### Extracted data
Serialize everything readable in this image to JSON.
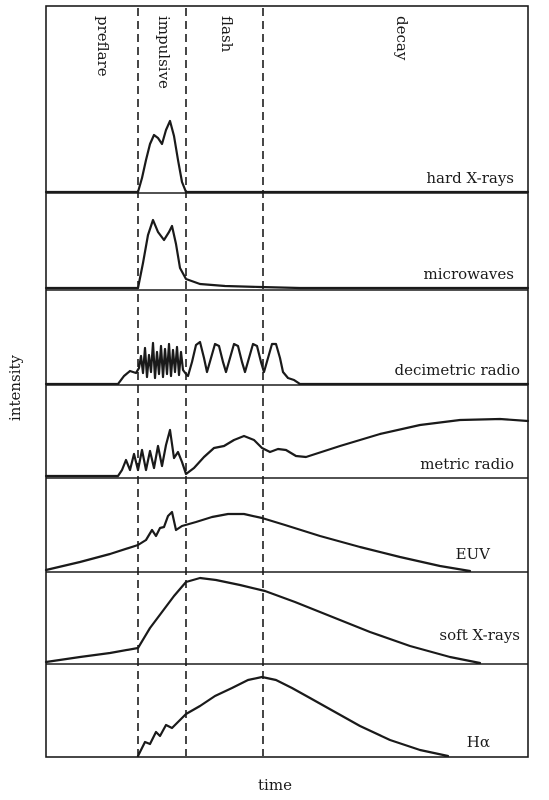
{
  "phases": [
    "preflare",
    "impulsive",
    "flash",
    "decay"
  ],
  "panels": [
    {
      "label": "hard X-rays"
    },
    {
      "label": "microwaves"
    },
    {
      "label": "decimetric radio"
    },
    {
      "label": "metric radio"
    },
    {
      "label": "EUV"
    },
    {
      "label": "soft X-rays"
    },
    {
      "label": "Hα"
    }
  ],
  "axes": {
    "xlabel": "time",
    "ylabel": "intensity"
  },
  "style": {
    "ink": "#1a1a1a",
    "background": "#ffffff"
  }
}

### To be done
Reproduce the material above in full, exactly, with no images.

### Reply
Serialize everything readable in this image to JSON.
{
  "phases": [
    "preflare",
    "impulsive",
    "flash",
    "decay"
  ],
  "panels": [
    {
      "label": "hard X-rays"
    },
    {
      "label": "microwaves"
    },
    {
      "label": "decimetric radio"
    },
    {
      "label": "metric radio"
    },
    {
      "label": "EUV"
    },
    {
      "label": "soft X-rays"
    },
    {
      "label": "Hα"
    }
  ],
  "axes": {
    "xlabel": "time",
    "ylabel": "intensity"
  },
  "style": {
    "ink": "#1a1a1a",
    "background": "#ffffff"
  }
}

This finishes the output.